**SET PROBLEM**:
Find the lines with "Experiment" in them and copy them out.

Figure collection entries
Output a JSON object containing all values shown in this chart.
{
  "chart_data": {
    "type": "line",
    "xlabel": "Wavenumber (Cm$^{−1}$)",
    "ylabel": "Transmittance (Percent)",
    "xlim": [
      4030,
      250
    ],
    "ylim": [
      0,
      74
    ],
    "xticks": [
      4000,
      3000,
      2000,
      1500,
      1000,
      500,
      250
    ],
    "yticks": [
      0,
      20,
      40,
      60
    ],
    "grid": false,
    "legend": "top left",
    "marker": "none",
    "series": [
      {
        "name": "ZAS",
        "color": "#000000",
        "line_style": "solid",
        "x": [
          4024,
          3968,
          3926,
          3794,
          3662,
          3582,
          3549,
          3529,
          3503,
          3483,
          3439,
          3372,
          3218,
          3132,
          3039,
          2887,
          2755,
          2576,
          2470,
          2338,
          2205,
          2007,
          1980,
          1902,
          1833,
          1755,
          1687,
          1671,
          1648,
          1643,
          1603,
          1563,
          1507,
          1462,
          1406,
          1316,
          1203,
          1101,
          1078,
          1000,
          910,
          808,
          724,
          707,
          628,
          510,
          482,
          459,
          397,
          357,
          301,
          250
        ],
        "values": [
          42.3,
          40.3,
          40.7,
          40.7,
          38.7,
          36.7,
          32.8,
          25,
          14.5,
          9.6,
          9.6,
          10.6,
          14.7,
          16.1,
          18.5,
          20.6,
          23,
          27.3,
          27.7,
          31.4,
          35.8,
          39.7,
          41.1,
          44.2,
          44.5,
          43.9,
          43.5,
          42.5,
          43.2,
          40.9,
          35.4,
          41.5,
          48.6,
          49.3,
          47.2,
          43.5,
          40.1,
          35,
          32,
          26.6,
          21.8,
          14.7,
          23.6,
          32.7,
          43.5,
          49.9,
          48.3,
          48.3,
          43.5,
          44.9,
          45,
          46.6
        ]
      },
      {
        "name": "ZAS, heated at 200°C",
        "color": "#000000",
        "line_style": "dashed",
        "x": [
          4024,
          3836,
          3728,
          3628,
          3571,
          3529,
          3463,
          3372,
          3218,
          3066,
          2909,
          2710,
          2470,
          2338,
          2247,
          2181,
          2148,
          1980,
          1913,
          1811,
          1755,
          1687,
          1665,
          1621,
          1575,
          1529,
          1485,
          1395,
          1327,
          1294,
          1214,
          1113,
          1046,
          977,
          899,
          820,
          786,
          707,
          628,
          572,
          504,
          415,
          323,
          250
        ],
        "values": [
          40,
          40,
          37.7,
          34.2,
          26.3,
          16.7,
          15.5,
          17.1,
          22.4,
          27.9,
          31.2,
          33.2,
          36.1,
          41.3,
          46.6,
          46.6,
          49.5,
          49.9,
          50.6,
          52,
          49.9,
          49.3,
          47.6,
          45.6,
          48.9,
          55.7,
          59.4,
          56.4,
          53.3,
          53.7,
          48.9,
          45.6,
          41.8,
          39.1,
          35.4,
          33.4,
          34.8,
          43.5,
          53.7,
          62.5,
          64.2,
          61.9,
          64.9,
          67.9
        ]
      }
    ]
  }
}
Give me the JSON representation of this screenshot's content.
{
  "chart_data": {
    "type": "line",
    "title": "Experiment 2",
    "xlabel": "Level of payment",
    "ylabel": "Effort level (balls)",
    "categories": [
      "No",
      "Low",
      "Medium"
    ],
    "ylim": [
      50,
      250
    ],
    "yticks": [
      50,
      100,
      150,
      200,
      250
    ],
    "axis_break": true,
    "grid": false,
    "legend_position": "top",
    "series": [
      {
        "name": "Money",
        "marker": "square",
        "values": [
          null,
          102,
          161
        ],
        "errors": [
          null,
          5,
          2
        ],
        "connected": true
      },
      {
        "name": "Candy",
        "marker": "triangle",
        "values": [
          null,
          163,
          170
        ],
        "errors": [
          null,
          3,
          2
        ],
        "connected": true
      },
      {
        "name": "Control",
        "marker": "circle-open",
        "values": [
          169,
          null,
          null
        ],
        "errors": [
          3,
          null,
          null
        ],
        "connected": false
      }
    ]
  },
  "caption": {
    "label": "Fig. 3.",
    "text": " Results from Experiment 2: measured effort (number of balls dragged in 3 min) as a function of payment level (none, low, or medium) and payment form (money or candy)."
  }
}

**PROBLEM SOLUTION**:
    "title": "Experiment 2",
    "text": " Results from Experiment 2: measured effort (number of balls dragged in 3 min) as a function of payment level (none, low, or medium) and payment form (money or candy)."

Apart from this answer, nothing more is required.